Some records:
------------------------------------

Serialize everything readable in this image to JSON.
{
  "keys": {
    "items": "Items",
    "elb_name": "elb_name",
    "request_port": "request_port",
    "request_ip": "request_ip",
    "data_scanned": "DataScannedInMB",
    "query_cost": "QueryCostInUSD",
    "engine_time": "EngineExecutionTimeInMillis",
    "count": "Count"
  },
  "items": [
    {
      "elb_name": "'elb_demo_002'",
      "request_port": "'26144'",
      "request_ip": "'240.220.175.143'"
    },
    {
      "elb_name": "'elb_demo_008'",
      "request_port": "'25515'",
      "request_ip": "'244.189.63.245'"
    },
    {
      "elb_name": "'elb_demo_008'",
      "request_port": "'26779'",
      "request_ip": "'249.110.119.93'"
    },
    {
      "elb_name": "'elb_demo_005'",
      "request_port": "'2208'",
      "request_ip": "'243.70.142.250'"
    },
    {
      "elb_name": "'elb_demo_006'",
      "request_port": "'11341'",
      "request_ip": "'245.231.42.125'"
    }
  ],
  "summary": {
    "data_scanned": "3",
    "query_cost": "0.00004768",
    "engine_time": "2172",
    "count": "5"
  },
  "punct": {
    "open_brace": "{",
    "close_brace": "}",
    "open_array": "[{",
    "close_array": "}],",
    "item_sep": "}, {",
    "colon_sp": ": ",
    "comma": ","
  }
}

------------------------------------

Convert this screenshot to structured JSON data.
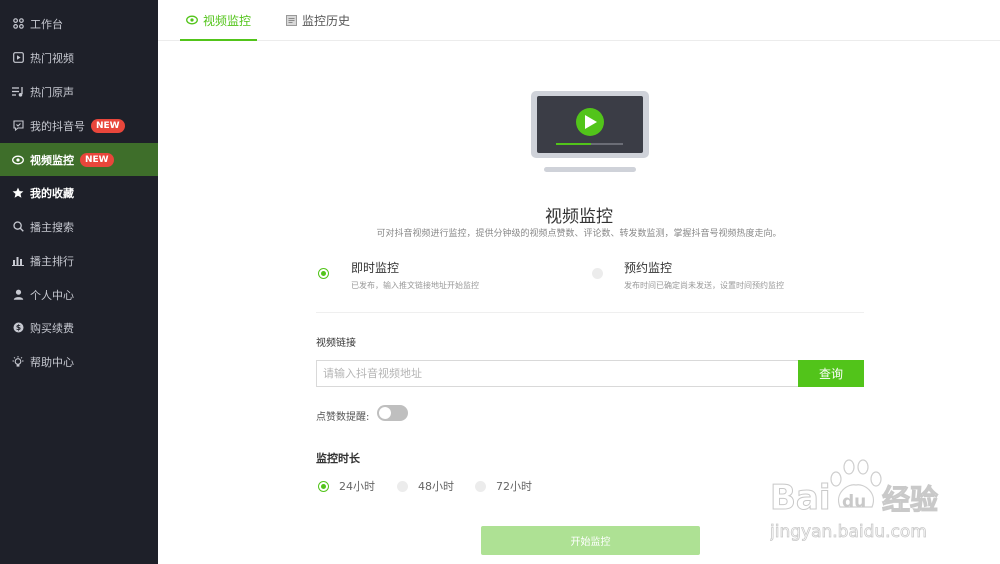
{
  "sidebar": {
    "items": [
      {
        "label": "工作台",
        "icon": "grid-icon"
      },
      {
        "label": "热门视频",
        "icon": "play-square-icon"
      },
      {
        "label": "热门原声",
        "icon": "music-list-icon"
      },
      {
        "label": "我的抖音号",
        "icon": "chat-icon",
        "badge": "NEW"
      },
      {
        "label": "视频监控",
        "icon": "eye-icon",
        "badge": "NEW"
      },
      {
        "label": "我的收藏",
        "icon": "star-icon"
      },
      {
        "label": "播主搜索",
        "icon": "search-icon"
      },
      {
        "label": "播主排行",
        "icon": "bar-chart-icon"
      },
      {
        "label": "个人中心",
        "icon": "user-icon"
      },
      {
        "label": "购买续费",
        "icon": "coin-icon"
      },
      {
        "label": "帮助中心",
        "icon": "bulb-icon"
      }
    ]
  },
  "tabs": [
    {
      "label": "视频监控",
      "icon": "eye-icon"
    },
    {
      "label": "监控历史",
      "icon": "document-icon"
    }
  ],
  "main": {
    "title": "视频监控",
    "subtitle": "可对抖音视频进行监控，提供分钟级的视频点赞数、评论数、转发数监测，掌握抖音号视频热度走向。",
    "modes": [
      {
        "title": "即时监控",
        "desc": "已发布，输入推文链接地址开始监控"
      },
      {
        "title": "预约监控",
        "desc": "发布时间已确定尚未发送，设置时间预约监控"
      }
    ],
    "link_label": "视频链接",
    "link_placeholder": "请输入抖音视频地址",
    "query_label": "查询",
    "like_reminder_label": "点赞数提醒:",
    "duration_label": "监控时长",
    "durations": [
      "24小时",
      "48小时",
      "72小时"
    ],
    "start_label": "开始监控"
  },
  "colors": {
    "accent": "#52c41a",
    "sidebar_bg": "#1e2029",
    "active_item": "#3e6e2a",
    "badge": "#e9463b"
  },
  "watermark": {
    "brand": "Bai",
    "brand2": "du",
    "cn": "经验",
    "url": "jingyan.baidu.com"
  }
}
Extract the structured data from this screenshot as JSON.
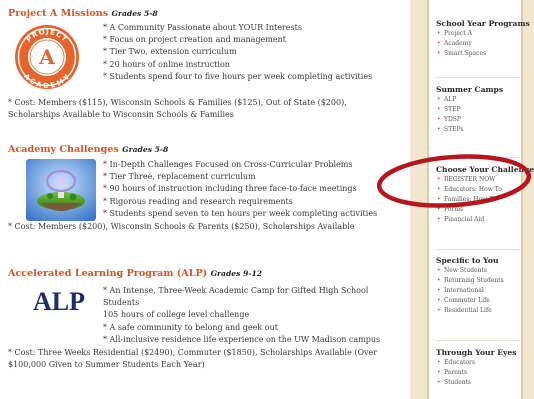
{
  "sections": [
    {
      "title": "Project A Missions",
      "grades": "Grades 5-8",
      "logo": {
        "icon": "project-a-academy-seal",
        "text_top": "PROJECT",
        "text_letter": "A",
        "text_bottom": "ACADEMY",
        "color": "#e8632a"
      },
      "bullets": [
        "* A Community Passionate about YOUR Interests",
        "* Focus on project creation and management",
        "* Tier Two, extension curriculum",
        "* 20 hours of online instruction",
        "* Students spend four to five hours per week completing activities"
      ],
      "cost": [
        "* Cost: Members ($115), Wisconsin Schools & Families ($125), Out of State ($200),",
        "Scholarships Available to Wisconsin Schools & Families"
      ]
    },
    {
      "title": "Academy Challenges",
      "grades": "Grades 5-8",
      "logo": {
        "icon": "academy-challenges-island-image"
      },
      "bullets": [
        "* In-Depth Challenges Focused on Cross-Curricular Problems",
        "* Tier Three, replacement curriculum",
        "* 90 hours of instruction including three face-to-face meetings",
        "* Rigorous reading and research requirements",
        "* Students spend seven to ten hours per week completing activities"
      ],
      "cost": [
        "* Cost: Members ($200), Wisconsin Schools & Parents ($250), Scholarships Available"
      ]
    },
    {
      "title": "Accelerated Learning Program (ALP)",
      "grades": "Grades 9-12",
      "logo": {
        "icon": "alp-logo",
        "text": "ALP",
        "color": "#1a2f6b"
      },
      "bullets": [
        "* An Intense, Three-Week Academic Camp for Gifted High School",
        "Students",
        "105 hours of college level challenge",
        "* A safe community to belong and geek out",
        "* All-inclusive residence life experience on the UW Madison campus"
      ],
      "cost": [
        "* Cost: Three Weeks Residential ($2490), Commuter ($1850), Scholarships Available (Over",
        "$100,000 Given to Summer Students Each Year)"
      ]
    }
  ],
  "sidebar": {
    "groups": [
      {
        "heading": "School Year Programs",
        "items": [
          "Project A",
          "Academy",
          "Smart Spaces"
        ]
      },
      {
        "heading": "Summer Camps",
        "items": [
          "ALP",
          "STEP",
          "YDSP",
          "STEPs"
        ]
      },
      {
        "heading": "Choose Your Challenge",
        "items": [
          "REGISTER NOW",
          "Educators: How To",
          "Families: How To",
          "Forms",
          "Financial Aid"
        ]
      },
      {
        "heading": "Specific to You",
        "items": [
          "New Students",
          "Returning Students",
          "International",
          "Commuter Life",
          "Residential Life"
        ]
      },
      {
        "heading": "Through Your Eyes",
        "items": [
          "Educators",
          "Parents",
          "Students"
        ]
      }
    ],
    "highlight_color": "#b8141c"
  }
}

------------------------------------

* [The problem]:
Of the lines above, how many include the word "Parents"? Reply with the number alone.

* [Full response]:
2